Problem to work on >> Below are records; count the lines that contain "which" and give only the total.

=-=-=-=-=

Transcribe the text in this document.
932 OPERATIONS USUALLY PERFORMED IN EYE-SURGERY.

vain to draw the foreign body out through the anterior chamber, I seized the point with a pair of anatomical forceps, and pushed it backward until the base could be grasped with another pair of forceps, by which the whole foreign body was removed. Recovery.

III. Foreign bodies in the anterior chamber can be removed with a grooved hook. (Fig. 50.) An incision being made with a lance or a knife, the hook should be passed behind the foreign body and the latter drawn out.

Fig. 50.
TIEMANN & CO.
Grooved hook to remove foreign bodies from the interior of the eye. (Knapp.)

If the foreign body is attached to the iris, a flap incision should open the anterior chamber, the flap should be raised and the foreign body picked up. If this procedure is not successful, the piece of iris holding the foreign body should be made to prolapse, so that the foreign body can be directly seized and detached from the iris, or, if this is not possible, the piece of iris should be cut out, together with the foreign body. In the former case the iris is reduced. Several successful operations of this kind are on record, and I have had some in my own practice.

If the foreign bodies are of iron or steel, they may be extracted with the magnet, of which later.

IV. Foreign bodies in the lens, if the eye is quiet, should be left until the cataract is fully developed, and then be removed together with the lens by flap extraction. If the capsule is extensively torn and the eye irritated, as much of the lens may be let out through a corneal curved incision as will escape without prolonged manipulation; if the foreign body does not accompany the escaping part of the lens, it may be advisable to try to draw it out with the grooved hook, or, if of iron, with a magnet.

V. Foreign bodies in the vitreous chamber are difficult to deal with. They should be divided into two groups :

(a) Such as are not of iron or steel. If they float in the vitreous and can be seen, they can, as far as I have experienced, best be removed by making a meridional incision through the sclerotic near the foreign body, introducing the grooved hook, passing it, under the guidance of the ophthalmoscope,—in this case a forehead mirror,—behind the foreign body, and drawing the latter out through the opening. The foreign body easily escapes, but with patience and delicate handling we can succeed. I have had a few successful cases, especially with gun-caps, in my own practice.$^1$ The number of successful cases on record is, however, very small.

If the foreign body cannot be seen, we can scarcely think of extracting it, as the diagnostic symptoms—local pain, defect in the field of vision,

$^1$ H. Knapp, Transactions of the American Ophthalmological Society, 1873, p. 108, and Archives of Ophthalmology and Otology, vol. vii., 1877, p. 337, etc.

=-=-=-=-=

Solution >> 2